- [What you are asked to do]: The answer must be an exact printing of every record below, with the pictures omitted.

------------------------------

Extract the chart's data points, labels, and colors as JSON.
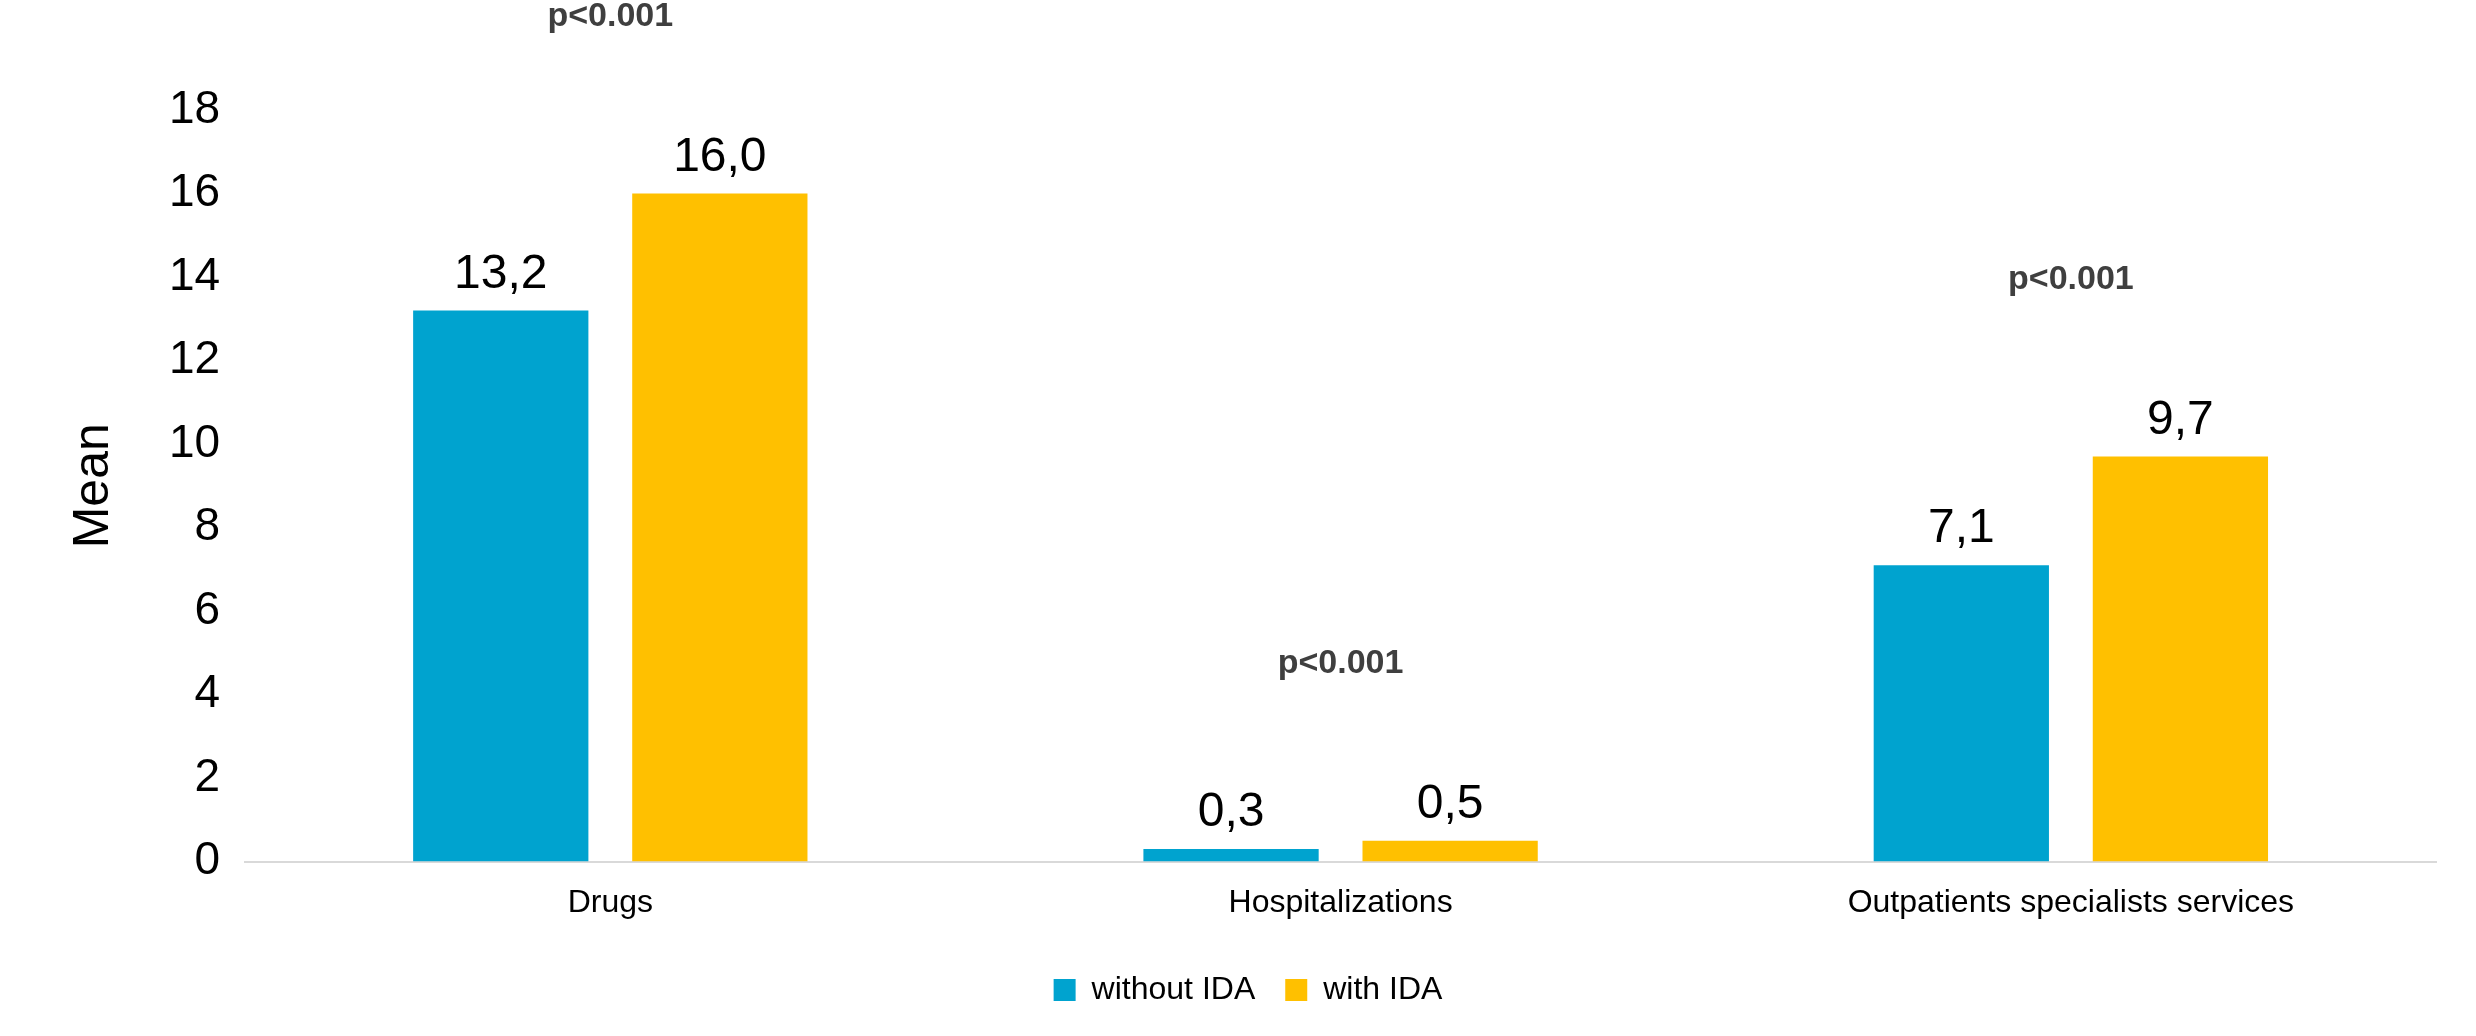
{
  "chart_data": {
    "type": "bar",
    "ylabel": "Mean",
    "categories": [
      "Drugs",
      "Hospitalizations",
      "Outpatients specialists services"
    ],
    "series": [
      {
        "name": "without IDA",
        "color": "#00a3cf",
        "values": [
          13.2,
          0.3,
          7.1
        ],
        "value_labels": [
          "13,2",
          "0,3",
          "7,1"
        ]
      },
      {
        "name": "with IDA",
        "color": "#ffc000",
        "values": [
          16.0,
          0.5,
          9.7
        ],
        "value_labels": [
          "16,0",
          "0,5",
          "9,7"
        ]
      }
    ],
    "ylim": [
      0,
      18
    ],
    "yticks": [
      0,
      2,
      4,
      6,
      8,
      10,
      12,
      14,
      16,
      18
    ],
    "grid": false,
    "legend": "bottom",
    "annotations": [
      "p<0.001",
      "p<0.001",
      "p<0.001"
    ]
  }
}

------------------------------

- [Output]:
Extract the chart's data points, labels, and colors as JSON.
{
  "chart_data": {
    "type": "bar",
    "ylabel": "Mean",
    "categories": [
      "Drugs",
      "Hospitalizations",
      "Outpatients specialists services"
    ],
    "series": [
      {
        "name": "without IDA",
        "color": "#00a3cf",
        "values": [
          13.2,
          0.3,
          7.1
        ],
        "value_labels": [
          "13,2",
          "0,3",
          "7,1"
        ]
      },
      {
        "name": "with IDA",
        "color": "#ffc000",
        "values": [
          16.0,
          0.5,
          9.7
        ],
        "value_labels": [
          "16,0",
          "0,5",
          "9,7"
        ]
      }
    ],
    "ylim": [
      0,
      18
    ],
    "yticks": [
      0,
      2,
      4,
      6,
      8,
      10,
      12,
      14,
      16,
      18
    ],
    "grid": false,
    "legend": "bottom",
    "annotations": [
      "p<0.001",
      "p<0.001",
      "p<0.001"
    ]
  }
}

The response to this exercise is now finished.